BEGIN PROVIDED DATA

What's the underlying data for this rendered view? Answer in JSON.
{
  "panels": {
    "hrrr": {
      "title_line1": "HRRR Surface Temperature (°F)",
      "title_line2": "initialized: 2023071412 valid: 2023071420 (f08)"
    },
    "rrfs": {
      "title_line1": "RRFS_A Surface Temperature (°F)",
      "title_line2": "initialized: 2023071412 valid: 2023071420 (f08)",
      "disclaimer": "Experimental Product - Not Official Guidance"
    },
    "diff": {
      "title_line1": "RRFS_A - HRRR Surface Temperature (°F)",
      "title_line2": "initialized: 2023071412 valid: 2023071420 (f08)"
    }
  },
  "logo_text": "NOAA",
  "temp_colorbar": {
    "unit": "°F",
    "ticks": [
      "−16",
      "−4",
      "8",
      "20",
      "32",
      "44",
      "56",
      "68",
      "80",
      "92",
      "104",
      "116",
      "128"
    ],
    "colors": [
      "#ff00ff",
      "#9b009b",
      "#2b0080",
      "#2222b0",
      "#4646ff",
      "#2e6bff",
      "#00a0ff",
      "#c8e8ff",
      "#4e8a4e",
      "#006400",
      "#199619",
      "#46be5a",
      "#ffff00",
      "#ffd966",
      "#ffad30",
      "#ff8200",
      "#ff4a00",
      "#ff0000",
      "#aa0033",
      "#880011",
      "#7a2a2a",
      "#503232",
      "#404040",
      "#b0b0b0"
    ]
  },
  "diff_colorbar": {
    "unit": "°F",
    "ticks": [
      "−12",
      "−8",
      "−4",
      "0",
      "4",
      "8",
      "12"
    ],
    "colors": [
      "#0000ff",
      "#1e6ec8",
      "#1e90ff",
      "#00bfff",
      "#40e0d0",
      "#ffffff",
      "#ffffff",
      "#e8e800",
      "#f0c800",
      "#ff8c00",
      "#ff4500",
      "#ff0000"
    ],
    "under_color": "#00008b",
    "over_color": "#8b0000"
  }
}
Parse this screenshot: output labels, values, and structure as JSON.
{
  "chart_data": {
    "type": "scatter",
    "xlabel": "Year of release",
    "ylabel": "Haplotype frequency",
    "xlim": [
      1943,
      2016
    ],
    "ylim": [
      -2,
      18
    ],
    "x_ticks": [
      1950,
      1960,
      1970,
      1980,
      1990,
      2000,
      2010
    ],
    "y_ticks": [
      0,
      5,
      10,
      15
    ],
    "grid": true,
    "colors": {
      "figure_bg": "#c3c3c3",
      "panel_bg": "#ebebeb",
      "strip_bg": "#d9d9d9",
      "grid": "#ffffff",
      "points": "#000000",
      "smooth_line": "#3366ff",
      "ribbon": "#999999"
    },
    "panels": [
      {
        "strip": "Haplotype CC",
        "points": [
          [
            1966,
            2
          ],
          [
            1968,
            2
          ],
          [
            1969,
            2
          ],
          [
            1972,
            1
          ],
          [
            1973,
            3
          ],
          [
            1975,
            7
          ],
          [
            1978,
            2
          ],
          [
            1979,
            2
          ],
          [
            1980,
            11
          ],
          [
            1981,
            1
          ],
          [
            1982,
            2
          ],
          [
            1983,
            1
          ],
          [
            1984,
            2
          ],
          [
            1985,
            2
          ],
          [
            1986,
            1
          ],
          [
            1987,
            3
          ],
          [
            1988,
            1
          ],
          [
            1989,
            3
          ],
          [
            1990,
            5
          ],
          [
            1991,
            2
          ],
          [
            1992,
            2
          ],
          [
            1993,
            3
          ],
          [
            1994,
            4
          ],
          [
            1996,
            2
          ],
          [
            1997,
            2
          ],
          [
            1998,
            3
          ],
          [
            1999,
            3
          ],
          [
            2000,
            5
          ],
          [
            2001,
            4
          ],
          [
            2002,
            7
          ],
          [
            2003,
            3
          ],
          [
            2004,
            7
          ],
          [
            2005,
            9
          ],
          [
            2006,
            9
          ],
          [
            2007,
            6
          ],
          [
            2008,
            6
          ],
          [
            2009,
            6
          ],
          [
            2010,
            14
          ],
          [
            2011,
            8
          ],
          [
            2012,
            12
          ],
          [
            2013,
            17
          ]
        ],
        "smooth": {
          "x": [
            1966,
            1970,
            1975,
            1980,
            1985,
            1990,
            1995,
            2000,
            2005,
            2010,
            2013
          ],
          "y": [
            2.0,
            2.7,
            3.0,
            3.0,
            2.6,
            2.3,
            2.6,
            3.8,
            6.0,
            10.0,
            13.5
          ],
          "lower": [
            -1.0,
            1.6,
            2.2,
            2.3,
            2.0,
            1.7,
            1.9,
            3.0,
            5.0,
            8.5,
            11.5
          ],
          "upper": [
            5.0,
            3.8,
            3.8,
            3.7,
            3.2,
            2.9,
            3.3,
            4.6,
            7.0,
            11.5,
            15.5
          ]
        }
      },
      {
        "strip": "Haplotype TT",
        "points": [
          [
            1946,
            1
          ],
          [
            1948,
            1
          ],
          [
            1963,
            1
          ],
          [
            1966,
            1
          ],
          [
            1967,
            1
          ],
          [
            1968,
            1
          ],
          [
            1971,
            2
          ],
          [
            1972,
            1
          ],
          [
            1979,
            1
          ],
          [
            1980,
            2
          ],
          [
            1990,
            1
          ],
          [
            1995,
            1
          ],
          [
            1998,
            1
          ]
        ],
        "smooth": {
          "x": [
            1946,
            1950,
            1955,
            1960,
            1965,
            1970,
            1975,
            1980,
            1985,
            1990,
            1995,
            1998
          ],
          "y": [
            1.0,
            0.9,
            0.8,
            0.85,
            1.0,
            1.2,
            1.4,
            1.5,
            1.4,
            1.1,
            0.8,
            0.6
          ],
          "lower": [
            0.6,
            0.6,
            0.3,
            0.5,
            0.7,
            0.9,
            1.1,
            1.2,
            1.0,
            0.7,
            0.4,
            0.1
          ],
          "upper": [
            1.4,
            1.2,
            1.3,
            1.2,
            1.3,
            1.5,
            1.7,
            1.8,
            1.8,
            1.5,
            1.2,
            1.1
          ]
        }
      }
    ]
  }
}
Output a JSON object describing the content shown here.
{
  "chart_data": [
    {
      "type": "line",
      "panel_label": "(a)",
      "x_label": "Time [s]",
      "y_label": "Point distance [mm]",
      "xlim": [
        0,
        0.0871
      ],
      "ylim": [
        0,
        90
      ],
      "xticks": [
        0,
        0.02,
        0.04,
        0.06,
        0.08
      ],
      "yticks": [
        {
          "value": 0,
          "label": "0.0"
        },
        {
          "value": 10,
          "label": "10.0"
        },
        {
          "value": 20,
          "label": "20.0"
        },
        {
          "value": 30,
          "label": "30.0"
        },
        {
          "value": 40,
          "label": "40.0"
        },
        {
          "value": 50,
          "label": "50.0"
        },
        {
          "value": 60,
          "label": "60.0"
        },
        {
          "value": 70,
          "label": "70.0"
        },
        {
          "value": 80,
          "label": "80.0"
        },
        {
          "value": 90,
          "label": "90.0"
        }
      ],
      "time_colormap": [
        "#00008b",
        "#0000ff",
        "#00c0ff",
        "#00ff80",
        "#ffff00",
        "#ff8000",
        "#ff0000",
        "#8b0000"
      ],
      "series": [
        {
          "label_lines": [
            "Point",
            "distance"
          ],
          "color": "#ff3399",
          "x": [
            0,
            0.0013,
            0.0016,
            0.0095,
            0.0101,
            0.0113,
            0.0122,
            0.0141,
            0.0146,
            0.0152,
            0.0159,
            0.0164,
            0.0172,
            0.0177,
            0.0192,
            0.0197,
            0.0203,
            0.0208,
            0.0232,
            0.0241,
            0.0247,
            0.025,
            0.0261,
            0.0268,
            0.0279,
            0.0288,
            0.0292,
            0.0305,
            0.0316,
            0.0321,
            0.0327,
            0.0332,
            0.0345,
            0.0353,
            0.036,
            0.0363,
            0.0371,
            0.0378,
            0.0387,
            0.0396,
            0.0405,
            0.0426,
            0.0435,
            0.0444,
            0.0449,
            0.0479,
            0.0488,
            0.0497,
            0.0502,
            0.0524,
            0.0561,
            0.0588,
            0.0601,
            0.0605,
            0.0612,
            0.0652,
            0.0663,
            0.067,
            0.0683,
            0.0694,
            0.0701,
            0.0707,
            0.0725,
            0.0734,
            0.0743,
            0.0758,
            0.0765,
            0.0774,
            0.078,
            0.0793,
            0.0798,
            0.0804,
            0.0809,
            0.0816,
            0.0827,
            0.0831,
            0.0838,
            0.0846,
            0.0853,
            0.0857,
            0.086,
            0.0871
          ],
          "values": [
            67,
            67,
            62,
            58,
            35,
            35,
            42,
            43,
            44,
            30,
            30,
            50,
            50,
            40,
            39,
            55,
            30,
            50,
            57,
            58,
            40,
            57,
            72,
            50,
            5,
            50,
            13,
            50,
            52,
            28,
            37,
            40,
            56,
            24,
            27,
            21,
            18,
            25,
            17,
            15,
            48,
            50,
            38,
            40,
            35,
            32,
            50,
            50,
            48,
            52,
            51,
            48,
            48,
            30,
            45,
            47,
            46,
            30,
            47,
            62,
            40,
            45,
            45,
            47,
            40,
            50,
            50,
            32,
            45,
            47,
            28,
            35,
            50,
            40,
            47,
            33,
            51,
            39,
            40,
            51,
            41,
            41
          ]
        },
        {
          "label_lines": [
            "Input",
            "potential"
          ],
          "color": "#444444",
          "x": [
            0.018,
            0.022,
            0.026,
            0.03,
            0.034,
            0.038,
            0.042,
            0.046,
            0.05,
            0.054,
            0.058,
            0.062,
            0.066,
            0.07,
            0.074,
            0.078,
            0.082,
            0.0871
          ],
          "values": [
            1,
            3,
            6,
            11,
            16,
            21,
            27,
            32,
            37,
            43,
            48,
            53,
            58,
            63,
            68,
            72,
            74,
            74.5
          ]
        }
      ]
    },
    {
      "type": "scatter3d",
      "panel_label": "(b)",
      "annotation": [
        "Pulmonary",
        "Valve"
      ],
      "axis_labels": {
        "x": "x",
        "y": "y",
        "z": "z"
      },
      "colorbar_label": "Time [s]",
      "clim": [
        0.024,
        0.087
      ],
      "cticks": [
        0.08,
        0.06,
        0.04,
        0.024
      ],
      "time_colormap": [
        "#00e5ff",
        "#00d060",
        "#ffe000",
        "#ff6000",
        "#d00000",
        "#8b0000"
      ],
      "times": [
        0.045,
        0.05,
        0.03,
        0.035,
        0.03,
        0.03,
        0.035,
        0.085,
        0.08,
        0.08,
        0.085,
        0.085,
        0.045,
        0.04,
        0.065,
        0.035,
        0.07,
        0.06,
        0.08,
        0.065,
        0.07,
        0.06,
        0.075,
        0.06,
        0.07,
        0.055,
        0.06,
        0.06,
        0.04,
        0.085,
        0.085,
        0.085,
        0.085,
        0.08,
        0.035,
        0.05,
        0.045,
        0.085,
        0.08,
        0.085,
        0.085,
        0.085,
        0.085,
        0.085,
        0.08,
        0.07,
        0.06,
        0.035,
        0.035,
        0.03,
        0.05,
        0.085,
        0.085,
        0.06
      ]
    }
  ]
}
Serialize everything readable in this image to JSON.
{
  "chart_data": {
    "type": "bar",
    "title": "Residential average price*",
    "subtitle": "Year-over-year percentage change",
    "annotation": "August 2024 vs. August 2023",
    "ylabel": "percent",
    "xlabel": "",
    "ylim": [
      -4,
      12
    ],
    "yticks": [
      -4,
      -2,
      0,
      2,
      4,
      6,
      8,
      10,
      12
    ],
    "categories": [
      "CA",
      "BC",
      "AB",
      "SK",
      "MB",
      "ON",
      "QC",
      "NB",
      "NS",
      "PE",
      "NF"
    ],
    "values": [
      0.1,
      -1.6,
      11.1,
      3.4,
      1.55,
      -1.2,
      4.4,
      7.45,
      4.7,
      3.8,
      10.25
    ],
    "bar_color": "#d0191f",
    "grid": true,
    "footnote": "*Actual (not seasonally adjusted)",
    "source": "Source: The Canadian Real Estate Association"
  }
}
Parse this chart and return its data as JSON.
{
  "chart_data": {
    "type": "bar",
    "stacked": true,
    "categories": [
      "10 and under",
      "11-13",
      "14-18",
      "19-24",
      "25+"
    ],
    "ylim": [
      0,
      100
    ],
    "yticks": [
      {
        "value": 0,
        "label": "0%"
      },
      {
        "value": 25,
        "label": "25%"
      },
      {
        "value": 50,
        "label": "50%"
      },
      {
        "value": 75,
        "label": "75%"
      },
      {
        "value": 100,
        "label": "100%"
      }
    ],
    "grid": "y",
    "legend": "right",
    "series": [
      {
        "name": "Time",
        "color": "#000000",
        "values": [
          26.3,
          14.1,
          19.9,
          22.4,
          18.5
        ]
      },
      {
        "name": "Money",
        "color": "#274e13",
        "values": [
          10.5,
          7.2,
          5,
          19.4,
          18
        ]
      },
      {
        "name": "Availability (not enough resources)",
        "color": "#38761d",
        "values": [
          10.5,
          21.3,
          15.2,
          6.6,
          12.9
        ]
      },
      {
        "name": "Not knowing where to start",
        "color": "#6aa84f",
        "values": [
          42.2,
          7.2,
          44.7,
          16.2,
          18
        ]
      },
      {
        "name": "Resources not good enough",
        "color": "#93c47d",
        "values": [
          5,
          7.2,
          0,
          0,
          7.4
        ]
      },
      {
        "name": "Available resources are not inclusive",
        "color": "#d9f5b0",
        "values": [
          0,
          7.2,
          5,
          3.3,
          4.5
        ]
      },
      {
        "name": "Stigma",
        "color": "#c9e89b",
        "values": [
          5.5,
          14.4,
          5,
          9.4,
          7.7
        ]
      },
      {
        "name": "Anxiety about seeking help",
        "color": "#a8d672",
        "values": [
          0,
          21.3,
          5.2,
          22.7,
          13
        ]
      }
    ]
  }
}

END PROVIDED DATA

GOAL
Find the lines containing "grid" and pull them out.

THE RESPONSE
    "grid": true,
      "grid": "#ffffff",
    "grid": true,
    "grid": "y",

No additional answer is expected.